WHAT THE TASK ASKS: Copy each line of the material below that includes the string "label".

--- BEGIN DATASET ROWS ---

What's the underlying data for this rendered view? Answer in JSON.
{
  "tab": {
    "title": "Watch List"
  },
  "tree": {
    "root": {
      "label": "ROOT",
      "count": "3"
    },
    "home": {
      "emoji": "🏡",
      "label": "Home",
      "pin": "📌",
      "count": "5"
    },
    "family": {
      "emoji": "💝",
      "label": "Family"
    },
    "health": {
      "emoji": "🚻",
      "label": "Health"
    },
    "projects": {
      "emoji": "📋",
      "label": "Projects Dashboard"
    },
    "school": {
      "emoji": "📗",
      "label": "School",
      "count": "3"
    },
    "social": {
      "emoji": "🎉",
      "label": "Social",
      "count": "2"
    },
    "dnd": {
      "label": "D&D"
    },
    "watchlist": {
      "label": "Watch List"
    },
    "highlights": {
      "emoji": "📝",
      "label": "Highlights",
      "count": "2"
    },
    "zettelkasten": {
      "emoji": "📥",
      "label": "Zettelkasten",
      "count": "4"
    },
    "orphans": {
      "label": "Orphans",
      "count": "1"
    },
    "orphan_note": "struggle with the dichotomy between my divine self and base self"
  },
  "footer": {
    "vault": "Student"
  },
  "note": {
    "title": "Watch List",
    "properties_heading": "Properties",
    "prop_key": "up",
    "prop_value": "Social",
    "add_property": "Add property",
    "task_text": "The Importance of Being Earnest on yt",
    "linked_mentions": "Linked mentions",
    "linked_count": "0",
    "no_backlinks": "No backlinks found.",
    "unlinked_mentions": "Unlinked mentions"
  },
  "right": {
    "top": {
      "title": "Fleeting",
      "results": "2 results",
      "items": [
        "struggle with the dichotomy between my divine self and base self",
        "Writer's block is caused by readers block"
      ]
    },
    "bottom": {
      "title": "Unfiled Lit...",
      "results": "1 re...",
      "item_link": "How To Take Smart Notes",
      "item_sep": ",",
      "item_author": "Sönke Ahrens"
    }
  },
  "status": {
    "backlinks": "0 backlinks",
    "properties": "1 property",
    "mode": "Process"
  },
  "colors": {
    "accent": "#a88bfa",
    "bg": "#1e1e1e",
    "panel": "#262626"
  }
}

--- END DATASET ROWS ---

ANSWER IN FULL:
      "label": "ROOT",
      "label": "Home",
      "label": "Family"
      "label": "Health"
      "label": "Projects Dashboard"
      "label": "School",
      "label": "Social",
      "label": "D&D"
      "label": "Watch List"
      "label": "Highlights",
      "label": "Zettelkasten",
      "label": "Orphans",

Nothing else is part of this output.